- _Text to read_
▼▼▼
05 April, 2021

Why I'm a Terrible Blogger

Pariahblog.com has come a long way since its start, about a hundred years ago, on the MySpace page a friend set up for me. Back then, I'd snail mail a short piece of writing from my prison cell (you can still read those 2007 posts – just check the archive) at a rate of about one per month. Then my friend would dutifully transcribe, spell-check, and post them for all to read.

Those early posts were necessarily sporadic. I had no Internet. For the record, I still don't. I didn't want to exploit my friend's generosity by making him type stuff all the time, so I kept my posts to a minimum. Writing one every few weeks wasn't good SEO strategy, but it had the benefit of being easy for us to maintain.

When he got busy with life and had to bow out, another friend took over. The person responsible for maintaining my blog actually changed many times over the years. Eventually someone took charge who could scan my typewritten pages. That system wasn't perfect – we still dealt with occasional typos, and the speed of the US Postal Service occasionally seemed glacial – but it felt pretty cool to still have a voice when circumstances conspired to bury me alive in a kind of silent grave. Now I have what passes for e-mail, and the whole process is an order of magnitude easier.

I fully recognize how fortunate I am. Not every prisoner, wrongfully convicted or otherwise, has the wherewithal to write regular dispatches, let alone ones that the outside world might read. And yet, for all this, I sometimes find myself squandering this fortune.

That I toil on this blog more than I do on my dark fantasy novel-in-progress, – which has all but stalled, two chapters in – is bad enough. Worse is the time I devote to any given post, which, if it's an especially deep dive, can take days. My reading list posts, such as this one, from last month, are the result of several months' notes, compiled over several days. The words you're reading at this very moment came together only after much humming and hawing, and represent a third revision of a much more generalized piece, a lament on time squandered when one should be writing.
▲▲▲
- _Record list_
▼▼▼
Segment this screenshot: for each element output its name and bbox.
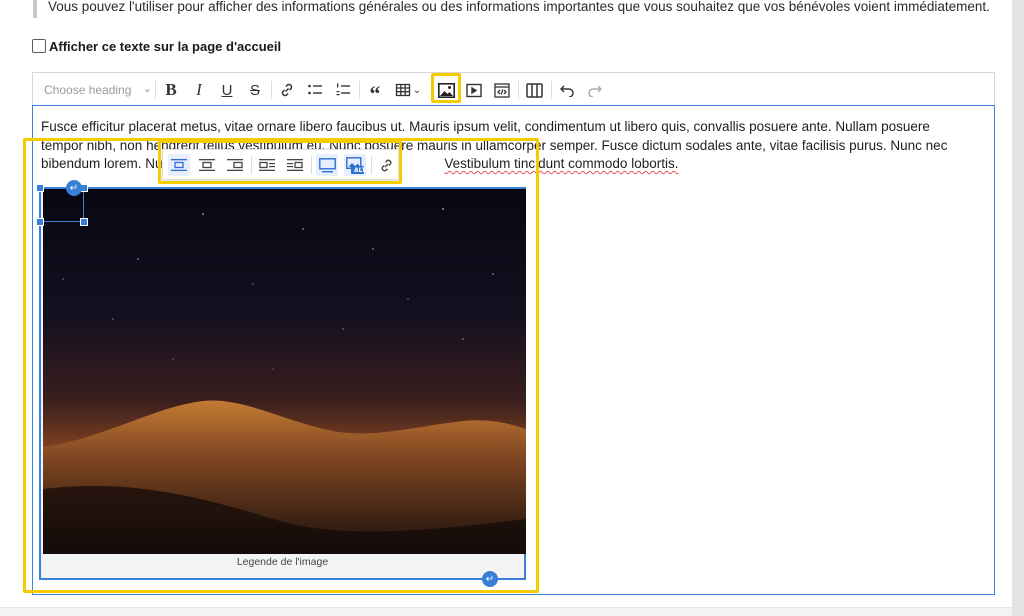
editor-toolbar: Choose heading ⌄ B I U S “ ⌄ [32,72,995,106]
paragraph-text-after: Vestibulum tincidunt commodo lobortis. [444,156,679,171]
info-text: Vous pouvez l'utiliser pour afficher des… [48,0,990,14]
toolbar-divider [311,156,312,174]
wrap-left-icon [259,159,275,171]
media-icon [466,83,482,97]
homepage-checkbox-label: Afficher ce texte sur la page d'accueil [49,38,282,54]
toggle-caption-button[interactable] [316,154,338,176]
image-wrap-left-button[interactable] [256,154,278,176]
redo-icon [588,85,602,97]
toolbar-divider [551,81,552,99]
resize-handle-top-left[interactable] [36,184,44,192]
html-embed-icon [494,82,510,98]
undo-button[interactable] [556,79,578,101]
bold-icon: B [165,80,177,99]
image-caption[interactable]: Legende de l'image [41,556,524,568]
underline-button[interactable]: U [216,79,238,101]
align-inline-icon [171,159,187,171]
bulleted-list-button[interactable] [304,79,326,101]
strikethrough-icon: S [249,81,260,99]
caption-icon [318,157,336,172]
italic-button[interactable]: I [188,79,210,101]
image-align-center-button[interactable] [196,154,218,176]
image-align-right-button[interactable] [224,154,246,176]
quote-icon: “ [369,81,381,106]
homepage-checkbox[interactable] [32,39,46,53]
alt-text-button[interactable]: ALT [344,154,366,176]
undo-icon [560,85,574,97]
image-link-button[interactable] [375,154,397,176]
numbered-list-icon [336,83,350,96]
link-icon [281,83,293,97]
return-arrow-icon: ↵ [485,573,495,585]
image-wrap-right-button[interactable] [284,154,306,176]
chevron-down-icon: ⌄ [142,83,152,95]
homepage-checkbox-row[interactable]: Afficher ce texte sur la page d'accueil [32,38,281,54]
columns-button[interactable] [523,79,545,101]
link-icon [381,159,391,171]
image-align-inline-button[interactable] [168,154,190,176]
resize-handle-bottom-right[interactable] [80,218,88,226]
insert-image-button[interactable] [435,79,457,101]
heading-dropdown[interactable]: Choose heading ⌄ [44,82,152,98]
scrollbar-gutter[interactable] [1012,0,1024,616]
redo-button[interactable] [584,79,606,101]
insert-media-button[interactable] [463,79,485,101]
toolbar-divider [518,81,519,99]
bulleted-list-icon [308,84,322,95]
resize-handle-bottom-left[interactable] [36,218,44,226]
toolbar-divider [271,81,272,99]
desert-night-photo [43,189,526,554]
italic-icon: I [196,80,202,99]
info-quote: Vous pouvez l'utiliser pour afficher des… [33,0,1013,18]
table-icon [395,83,410,97]
heading-dropdown-label: Choose heading [44,83,132,97]
columns-icon [525,82,543,98]
strikethrough-button[interactable]: S [244,79,266,101]
underline-icon: U [221,81,233,99]
align-center-icon [199,159,215,171]
alt-badge-label: ALT [354,167,366,174]
toolbar-divider [359,81,360,99]
insert-table-button[interactable]: ⌄ [392,79,424,101]
insert-paragraph-before-button[interactable]: ↵ [66,180,82,196]
align-right-icon [227,159,243,171]
link-button[interactable] [276,79,298,101]
toolbar-divider [251,156,252,174]
html-embed-button[interactable] [491,79,513,101]
chevron-down-icon: ⌄ [412,84,422,96]
block-quote-button[interactable]: “ [364,79,386,106]
insert-paragraph-after-button[interactable]: ↵ [482,571,498,587]
image-toolbar: ALT [162,149,399,180]
numbered-list-button[interactable] [332,79,354,101]
page-footer-strip [0,607,1012,616]
toolbar-divider [371,156,372,174]
image-figure[interactable]: Legende de l'image [39,187,526,580]
image-icon [437,82,455,98]
toolbar-divider [155,81,156,99]
return-arrow-icon: ↵ [69,182,79,194]
wrap-right-icon [287,159,303,171]
bold-button[interactable]: B [160,79,182,101]
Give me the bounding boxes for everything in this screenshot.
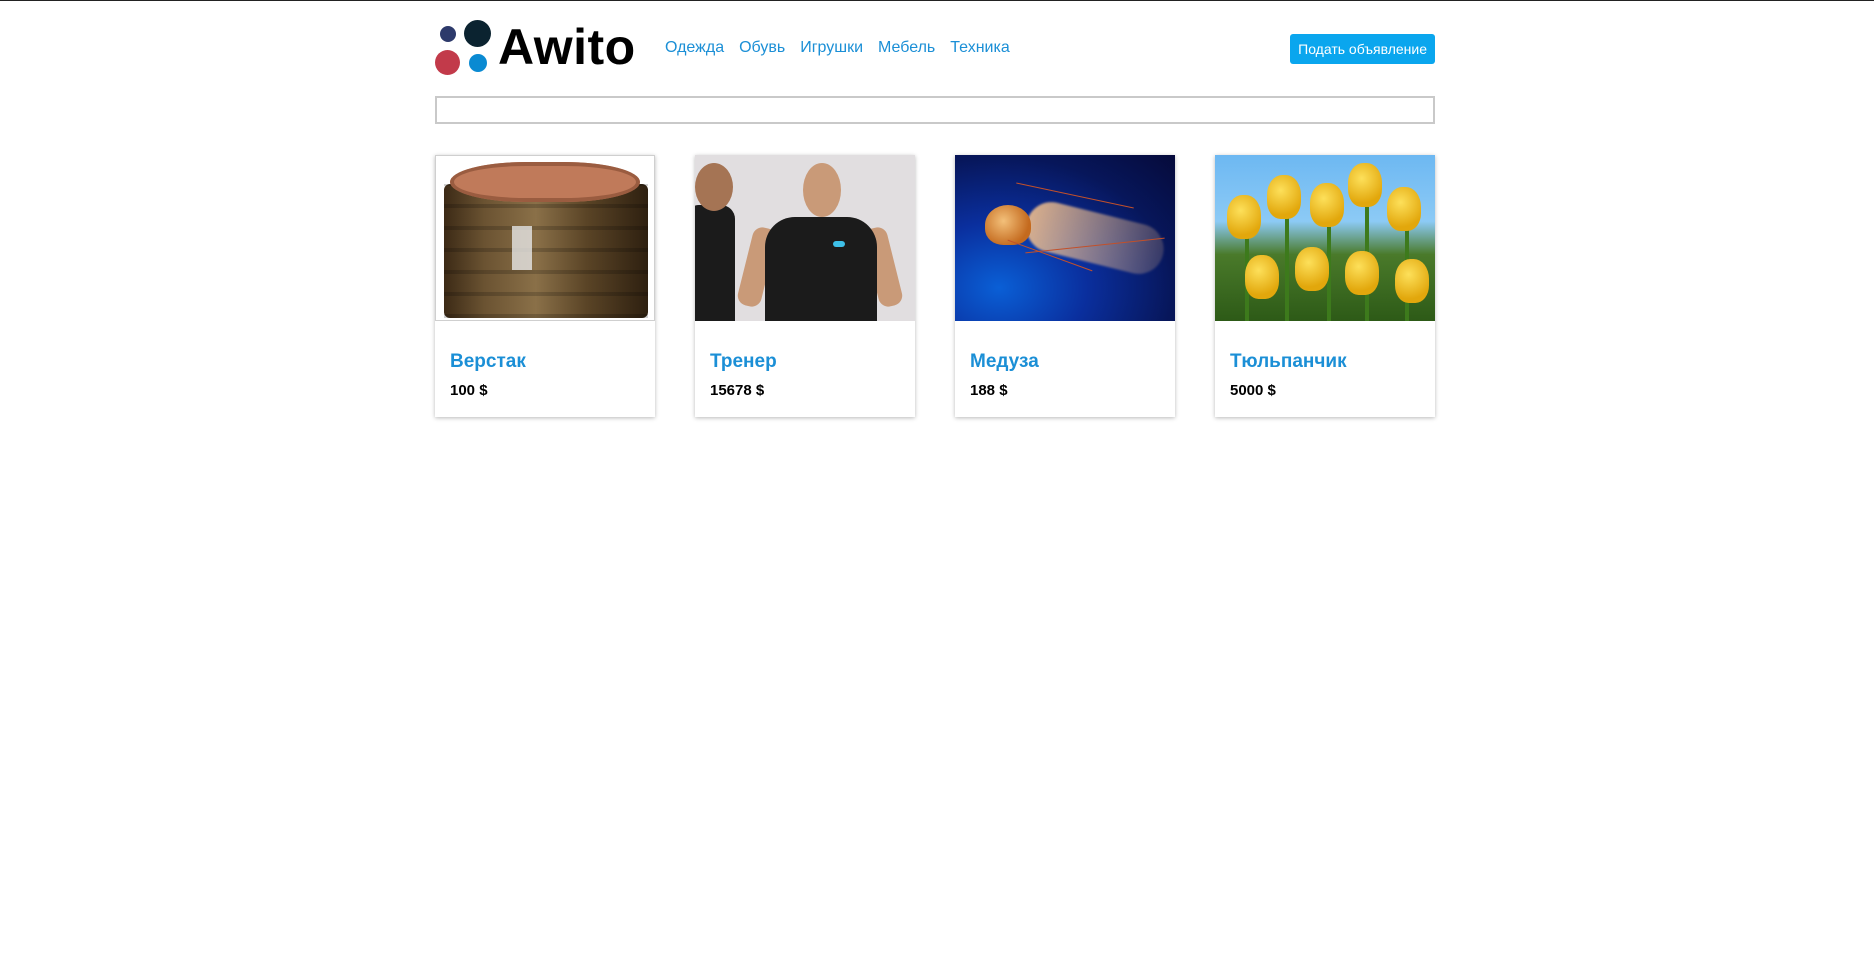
post-ad-button[interactable]: Подать объявление [1290,34,1435,64]
awito-logo[interactable]: Awito [435,19,636,76]
nav-link-clothing[interactable]: Одежда [665,39,724,57]
listing-title[interactable]: Медуза [970,351,1175,373]
listing-card[interactable]: Медуза 188 $ [955,155,1175,417]
site-header: Awito Одежда Обувь Игрушки Мебель Техник… [435,1,1435,96]
listing-grid: Верстак 100 $ Тренер 15678 $ Медуза 188 … [435,155,1435,417]
crafting-table-image [435,155,655,321]
nav-link-toys[interactable]: Игрушки [800,39,863,57]
logo-dot-navy [440,26,456,42]
trainer-photo [695,155,915,321]
logo-dot-blue [469,54,487,72]
search-input[interactable] [435,96,1435,124]
nav-link-furniture[interactable]: Мебель [878,39,935,57]
category-nav: Одежда Обувь Игрушки Мебель Техника [665,39,1010,57]
nav-link-electronics[interactable]: Техника [950,39,1009,57]
listing-price: 188 $ [970,382,1008,399]
nav-link-shoes[interactable]: Обувь [739,39,785,57]
listing-price: 15678 $ [710,382,765,399]
page: Awito Одежда Обувь Игрушки Мебель Техник… [435,1,1435,417]
logo-wordmark: Awito [498,19,636,75]
listing-title[interactable]: Верстак [450,351,655,373]
jellyfish-photo [955,155,1175,321]
listing-price: 5000 $ [1230,382,1276,399]
listing-card[interactable]: Тренер 15678 $ [695,155,915,417]
listing-price: 100 $ [450,382,488,399]
tulips-photo [1215,155,1435,321]
listing-title[interactable]: Тренер [710,351,915,373]
listing-title[interactable]: Тюльпанчик [1230,351,1435,373]
listing-card[interactable]: Верстак 100 $ [435,155,655,417]
logo-dot-red [435,50,460,75]
logo-dot-dark [464,20,491,47]
listing-card[interactable]: Тюльпанчик 5000 $ [1215,155,1435,417]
▲▲▲
- _Tasks_
1. In the blog post about being a terrible blogger, which tasks did the first friend carry out on each piece the author mailed from prison? List them all.
2. Do the following statements agree with the blog post about being a terrible blogger? For each, answer yes or no and quote the words of the post that decide it.
(a) The author now has Internet access.
(b) The author's dark fantasy novel is two chapters in.
(c) The friend who first posted the writing kept maintaining the blog over the years.
3. Continue the blog post about being a terrible blogger from the point where it ends above.

- _Task-by-task results_
1.
1. Transcribe
2. Spell-check
3. Post

2.
(a) No: "For the record, I still don't."
(b) Yes: "which has all but stalled, two chapters in"
(c) No: "When he got busy with life and had to bow out, another friend took over."

3.
I kept parts of the earlier drafts. Here's one now.

Advice for writers: start a blog. Also: don't spend more than an hour a day working on it. I take both of these messages to heart but am clueless about how to reconcile them. For instance, I sat down to compose this post a week late. All last week I'd been down on myself for getting too wrapped up in my job to come up with a post. Screw it, I finally thought, just write about how you wish you had more creative energy to spare, outside of work. That tuned into a slew of thoughts and reconsiderations, drafts and redrafts. Meanwhile, Chapter Three of my second attempt at a novel languishes. I know where it's going, I just haven't dedicated the time to see that it gets there.

And now here we are, with another blog post. It doesn't say much, really, because I don't believe I've got much suitable to relay right now. You've almost certainly not been entertained by it. For wasting your time I apologize. It seems that I've succeeded only in crafting an excuse, a copout, another drop in the bucket.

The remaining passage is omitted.